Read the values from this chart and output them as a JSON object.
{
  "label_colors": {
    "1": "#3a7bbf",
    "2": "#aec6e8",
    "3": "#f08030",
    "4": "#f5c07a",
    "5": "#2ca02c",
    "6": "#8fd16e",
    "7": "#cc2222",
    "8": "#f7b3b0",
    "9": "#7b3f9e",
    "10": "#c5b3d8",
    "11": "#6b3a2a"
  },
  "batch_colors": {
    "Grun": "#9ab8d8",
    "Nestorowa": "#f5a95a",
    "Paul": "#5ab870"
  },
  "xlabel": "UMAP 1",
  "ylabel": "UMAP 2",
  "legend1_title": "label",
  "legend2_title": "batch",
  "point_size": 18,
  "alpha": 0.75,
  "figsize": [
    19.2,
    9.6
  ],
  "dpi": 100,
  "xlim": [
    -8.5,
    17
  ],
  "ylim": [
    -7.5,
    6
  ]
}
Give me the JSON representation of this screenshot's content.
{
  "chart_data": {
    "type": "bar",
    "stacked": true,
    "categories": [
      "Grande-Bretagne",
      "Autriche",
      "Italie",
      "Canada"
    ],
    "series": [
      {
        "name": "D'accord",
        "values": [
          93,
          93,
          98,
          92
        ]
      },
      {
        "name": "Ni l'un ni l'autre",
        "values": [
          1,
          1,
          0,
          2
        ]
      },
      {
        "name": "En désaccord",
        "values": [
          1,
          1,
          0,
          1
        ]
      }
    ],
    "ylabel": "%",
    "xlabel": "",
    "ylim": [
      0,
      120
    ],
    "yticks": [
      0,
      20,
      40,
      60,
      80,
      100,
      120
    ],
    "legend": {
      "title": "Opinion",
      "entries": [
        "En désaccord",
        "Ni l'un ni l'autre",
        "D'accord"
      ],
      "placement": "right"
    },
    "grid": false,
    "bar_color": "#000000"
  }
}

------------------------------------------------------------

What needs to be done:
Each entry above needs to be retyped exactly.

Response to the exercise:
Read the values from this chart and output them as a JSON object.
{
  "label_colors": {
    "1": "#3a7bbf",
    "2": "#aec6e8",
    "3": "#f08030",
    "4": "#f5c07a",
    "5": "#2ca02c",
    "6": "#8fd16e",
    "7": "#cc2222",
    "8": "#f7b3b0",
    "9": "#7b3f9e",
    "10": "#c5b3d8",
    "11": "#6b3a2a"
  },
  "batch_colors": {
    "Grun": "#9ab8d8",
    "Nestorowa": "#f5a95a",
    "Paul": "#5ab870"
  },
  "xlabel": "UMAP 1",
  "ylabel": "UMAP 2",
  "legend1_title": "label",
  "legend2_title": "batch",
  "point_size": 18,
  "alpha": 0.75,
  "figsize": [
    19.2,
    9.6
  ],
  "dpi": 100,
  "xlim": [
    -8.5,
    17
  ],
  "ylim": [
    -7.5,
    6
  ]
}
Give me the JSON representation of this screenshot's content.
{
  "chart_data": {
    "type": "bar",
    "stacked": true,
    "categories": [
      "Grande-Bretagne",
      "Autriche",
      "Italie",
      "Canada"
    ],
    "series": [
      {
        "name": "D'accord",
        "values": [
          93,
          93,
          98,
          92
        ]
      },
      {
        "name": "Ni l'un ni l'autre",
        "values": [
          1,
          1,
          0,
          2
        ]
      },
      {
        "name": "En désaccord",
        "values": [
          1,
          1,
          0,
          1
        ]
      }
    ],
    "ylabel": "%",
    "xlabel": "",
    "ylim": [
      0,
      120
    ],
    "yticks": [
      0,
      20,
      40,
      60,
      80,
      100,
      120
    ],
    "legend": {
      "title": "Opinion",
      "entries": [
        "En désaccord",
        "Ni l'un ni l'autre",
        "D'accord"
      ],
      "placement": "right"
    },
    "grid": false,
    "bar_color": "#000000"
  }
}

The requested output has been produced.